#### THE EXERCISE:
Copy each line below that contains "propres".

#### ITEMS:

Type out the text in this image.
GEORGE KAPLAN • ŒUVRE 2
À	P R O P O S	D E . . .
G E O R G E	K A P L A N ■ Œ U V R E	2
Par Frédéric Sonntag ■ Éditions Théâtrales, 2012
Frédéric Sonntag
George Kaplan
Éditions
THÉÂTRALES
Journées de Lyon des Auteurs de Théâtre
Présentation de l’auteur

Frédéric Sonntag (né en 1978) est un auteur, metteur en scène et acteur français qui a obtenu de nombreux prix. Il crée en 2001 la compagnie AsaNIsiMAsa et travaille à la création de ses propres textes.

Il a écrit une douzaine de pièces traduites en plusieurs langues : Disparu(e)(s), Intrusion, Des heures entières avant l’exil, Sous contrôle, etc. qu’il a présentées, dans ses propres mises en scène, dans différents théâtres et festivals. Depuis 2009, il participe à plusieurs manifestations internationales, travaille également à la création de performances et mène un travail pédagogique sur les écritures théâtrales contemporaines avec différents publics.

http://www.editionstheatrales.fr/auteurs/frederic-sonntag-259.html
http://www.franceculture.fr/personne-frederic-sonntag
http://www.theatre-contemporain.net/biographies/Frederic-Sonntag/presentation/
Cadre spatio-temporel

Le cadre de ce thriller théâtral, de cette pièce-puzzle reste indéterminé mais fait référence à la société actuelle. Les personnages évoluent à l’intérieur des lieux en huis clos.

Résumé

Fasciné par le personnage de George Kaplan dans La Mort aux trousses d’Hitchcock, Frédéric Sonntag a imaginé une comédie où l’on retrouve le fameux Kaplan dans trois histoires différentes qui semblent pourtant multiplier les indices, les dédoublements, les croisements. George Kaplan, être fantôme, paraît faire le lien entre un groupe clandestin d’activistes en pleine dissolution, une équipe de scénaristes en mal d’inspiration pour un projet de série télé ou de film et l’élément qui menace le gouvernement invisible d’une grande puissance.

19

#### REPLY:
Frédéric Sonntag (né en 1978) est un auteur, metteur en scène et acteur français qui a obtenu de nombreux prix. Il crée en 2001 la compagnie AsaNIsiMAsa et travaille à la création de ses propres textes.
Il a écrit une douzaine de pièces traduites en plusieurs langues : Disparu(e)(s), Intrusion, Des heures entières avant l’exil, Sous contrôle, etc. qu’il a présentées, dans ses propres mises en scène, dans différents théâtres et festivals. Depuis 2009, il participe à plusieurs manifestations internationales, travaille également à la création de performances et mène un travail pédagogique sur les écritures théâtrales contemporaines avec différents publics.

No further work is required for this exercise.